» TEXT:

#####

Superior Court of New Jersey, Chancery Division
Apr 23, 1970
110 N.J. Super. 181 (Ch. Div. 1970)

Opinion

Decided April 23, 1970.

Mr. Joseph J. MacDonald for plaintiff ( Messrs. Harrison, Hartman MacDonald, attorneys).

Mr. Harold I. Braff for the defendant, Employers' Surplus Lines Insurance Company ( William H. Covert, on the brief; Messrs. Braff, Litvak and Ertag, attorneys).

Mr. William J. Cleary, Jr., for defendant Aetna Casualty and Surety Company ( Messrs. Lamb, Blake, Hutchinson and Dunne, attorneys). Mr. Gerald W. Conway for defendant Employers Mutuals of Wausau ( Messrs. Schreiber and Lancaster, attorneys).

Mr. Stanley Teich for defendants Arthur J. O'Connor, James J. Laffey and Thomas A. Laffey, t/a O'Connor-Laffey Co., and Wohlreich and Anderson, Ltd. ( Messrs. Lieb, Teich and Berlin, attorneys).

Mr. Ralph V. Mancini for defendant County of Union.

Mr. John B. Stone for defendant, Joseph Allan ( Messrs. Ryan, Saros, Davis and Stone, attorneys).

Mr. John Budd for defendant Ingvald Moe ( Messrs. Budd, Larner, Kent, Gross and Picillo, attorneys).

Mr. Louis Auerbacher, Jr., for defendant Reliance Insurance Company.


Plaintiff entered into a contract with the County of Union to construct an automobile parking building and juvenile detention center in Elizabeth, New Jersey. To protect itself against certain risks incident to the project it sought and obtained policies of insurance from Employers' Surplus Lines Insurance Company (Employers), Aetna Casualty Surety Company (Aetna) and Employers Mutual Liability Insurance Company of Wisconsin, generally or often referred to as Employers Mutuals of Wausau (Wausau). After completion or near completion of the structure, alleged defects of a serious nature appeared in the design and construction of the building. On or about June 1, 1967 suit was instituted by the County of Union against plaintiff, as general contractor, as well as against the architect, engineer and corporate surety on plaintiff's performance and completion bond. The complaint alleged negligence, improper construction and a failure to adhere to proper standards. Plaintiff turned to each of the three carriers mentioned above, demanding that they agree to indemnify it as to any liability that might arise from the suit and that they provide a defense to the action. Each carrier disclaimed, contending that the asserted coverage did not exist. Thereupon plaintiff instituted this suit seeking, among other things, a declaratory judgment as to the interpretation of each policy — specifically, as to whether the asserted coverage did or did not exist. After answers had been filed plaintiff moved for judgment on the pleadings or for partial summary judgment against each of the three carriers, as well as for other incidental relief. The motions for summary judgment go only to the issue as to the interpretation of the three policies. Other issues projected in the complaint are not involved. Defendant Wausau thereupon filed a cross-motion for summary judgment on the basic coverage issues.

#####

» ROWS:
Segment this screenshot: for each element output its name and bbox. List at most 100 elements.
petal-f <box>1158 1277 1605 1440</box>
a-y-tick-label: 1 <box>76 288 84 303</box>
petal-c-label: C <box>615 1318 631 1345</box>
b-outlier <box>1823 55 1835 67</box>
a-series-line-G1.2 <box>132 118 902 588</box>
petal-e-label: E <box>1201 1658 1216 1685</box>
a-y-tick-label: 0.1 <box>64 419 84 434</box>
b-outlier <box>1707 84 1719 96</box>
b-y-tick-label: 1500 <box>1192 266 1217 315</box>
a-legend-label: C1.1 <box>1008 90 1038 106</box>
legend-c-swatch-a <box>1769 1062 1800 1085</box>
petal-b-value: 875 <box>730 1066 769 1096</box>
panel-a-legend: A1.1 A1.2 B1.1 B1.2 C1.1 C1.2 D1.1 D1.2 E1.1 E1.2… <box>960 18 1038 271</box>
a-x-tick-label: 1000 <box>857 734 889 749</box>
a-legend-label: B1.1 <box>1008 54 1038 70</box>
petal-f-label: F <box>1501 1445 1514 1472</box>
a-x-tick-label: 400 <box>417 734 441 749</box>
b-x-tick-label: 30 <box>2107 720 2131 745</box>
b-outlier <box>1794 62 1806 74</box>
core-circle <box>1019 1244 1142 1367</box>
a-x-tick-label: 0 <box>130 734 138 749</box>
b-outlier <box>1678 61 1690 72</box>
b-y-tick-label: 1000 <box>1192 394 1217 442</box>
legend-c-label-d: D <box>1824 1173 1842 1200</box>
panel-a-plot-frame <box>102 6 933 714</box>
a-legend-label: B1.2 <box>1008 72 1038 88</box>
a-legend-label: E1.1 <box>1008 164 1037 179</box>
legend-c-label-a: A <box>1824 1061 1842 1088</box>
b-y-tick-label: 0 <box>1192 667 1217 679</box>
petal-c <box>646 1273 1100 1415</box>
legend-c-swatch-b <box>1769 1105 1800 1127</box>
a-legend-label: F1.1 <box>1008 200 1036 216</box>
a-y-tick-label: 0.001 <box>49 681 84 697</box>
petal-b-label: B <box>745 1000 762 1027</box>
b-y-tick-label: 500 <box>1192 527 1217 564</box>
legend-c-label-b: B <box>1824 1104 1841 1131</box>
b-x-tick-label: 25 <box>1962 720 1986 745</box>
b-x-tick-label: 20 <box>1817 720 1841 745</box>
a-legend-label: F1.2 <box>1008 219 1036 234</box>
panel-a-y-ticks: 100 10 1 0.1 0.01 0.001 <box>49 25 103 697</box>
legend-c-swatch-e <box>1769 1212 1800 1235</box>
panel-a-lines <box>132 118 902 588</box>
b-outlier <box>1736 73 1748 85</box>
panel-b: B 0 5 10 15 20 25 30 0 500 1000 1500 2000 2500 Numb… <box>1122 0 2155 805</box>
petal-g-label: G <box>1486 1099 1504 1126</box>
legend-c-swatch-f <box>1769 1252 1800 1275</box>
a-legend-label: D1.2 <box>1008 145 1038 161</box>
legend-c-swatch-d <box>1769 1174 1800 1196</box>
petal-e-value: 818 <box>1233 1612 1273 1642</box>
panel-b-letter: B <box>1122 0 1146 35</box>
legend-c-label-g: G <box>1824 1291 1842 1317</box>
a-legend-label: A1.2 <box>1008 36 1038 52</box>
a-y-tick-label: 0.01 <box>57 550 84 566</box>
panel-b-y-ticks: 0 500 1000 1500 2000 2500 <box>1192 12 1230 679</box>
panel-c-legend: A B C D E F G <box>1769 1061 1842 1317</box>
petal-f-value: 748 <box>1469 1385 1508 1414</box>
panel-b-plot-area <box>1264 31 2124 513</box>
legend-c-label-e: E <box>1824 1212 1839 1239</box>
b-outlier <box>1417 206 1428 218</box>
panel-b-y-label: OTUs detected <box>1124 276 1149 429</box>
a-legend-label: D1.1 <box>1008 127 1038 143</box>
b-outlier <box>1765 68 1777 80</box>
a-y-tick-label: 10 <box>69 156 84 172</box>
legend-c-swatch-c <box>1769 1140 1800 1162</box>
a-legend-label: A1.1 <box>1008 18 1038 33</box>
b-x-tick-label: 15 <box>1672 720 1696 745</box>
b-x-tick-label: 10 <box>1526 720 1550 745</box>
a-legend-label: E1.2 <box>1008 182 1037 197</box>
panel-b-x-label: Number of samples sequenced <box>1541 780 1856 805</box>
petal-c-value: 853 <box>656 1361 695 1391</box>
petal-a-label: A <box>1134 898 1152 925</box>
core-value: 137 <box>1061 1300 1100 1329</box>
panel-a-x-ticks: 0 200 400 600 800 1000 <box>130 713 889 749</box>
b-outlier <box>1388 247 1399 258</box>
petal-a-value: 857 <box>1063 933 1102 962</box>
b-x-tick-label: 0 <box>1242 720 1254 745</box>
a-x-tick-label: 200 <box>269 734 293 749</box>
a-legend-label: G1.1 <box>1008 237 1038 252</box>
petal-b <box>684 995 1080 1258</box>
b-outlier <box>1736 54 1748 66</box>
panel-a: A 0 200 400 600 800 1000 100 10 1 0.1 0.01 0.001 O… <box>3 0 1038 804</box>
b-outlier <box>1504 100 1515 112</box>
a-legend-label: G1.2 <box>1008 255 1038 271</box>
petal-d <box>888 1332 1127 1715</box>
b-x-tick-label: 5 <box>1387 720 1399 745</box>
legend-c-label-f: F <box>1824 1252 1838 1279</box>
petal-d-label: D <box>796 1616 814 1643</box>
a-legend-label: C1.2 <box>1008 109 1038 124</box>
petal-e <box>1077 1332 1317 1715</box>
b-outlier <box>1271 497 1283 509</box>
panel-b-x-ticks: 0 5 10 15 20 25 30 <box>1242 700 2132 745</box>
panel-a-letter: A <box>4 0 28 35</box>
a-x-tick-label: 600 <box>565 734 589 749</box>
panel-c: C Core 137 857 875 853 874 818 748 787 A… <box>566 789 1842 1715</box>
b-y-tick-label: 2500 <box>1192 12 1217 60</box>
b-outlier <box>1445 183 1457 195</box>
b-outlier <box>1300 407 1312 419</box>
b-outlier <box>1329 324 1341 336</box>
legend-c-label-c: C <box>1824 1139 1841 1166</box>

#####

» WORK INSTRUCTIONS:
1. In the court opinion, on or about what date did the County of Union sue the plaintiff?
2. Name each insurance company that issued the plaintiff a policy for the project, according to the court opinion.
3. Rewrite the court opinion from "Decided April 23, 1970." up to and including "County of Union.", changing "attorneys" to "counsel".

» ANSWERS TO THE PROBLEMS:
1. On or about June 1, 1967.

2.
Employers' Surplus Lines Insurance Company (Employers)
Aetna Casualty Surety Company (Aetna)
Employers Mutual Liability Insurance Company of Wisconsin, often referred to as Employers Mutuals of Wausau (Wausau)

3.
Decided April 23, 1970.

Mr. Joseph J. MacDonald for plaintiff ( Messrs. Harrison, Hartman MacDonald, counsel).

Mr. Harold I. Braff for the defendant, Employers' Surplus Lines Insurance Company ( William H. Covert, on the brief; Messrs. Braff, Litvak and Ertag, counsel).

Mr. William J. Cleary, Jr., for defendant Aetna Casualty and Surety Company ( Messrs. Lamb, Blake, Hutchinson and Dunne, counsel). Mr. Gerald W. Conway for defendant Employers Mutuals of Wausau ( Messrs. Schreiber and Lancaster, counsel).

Mr. Stanley Teich for defendants Arthur J. O'Connor, James J. Laffey and Thomas A. Laffey, t/a O'Connor-Laffey Co., and Wohlreich and Anderson, Ltd. ( Messrs. Lieb, Teich and Berlin, counsel).

Mr. Ralph V. Mancini for defendant County of Union.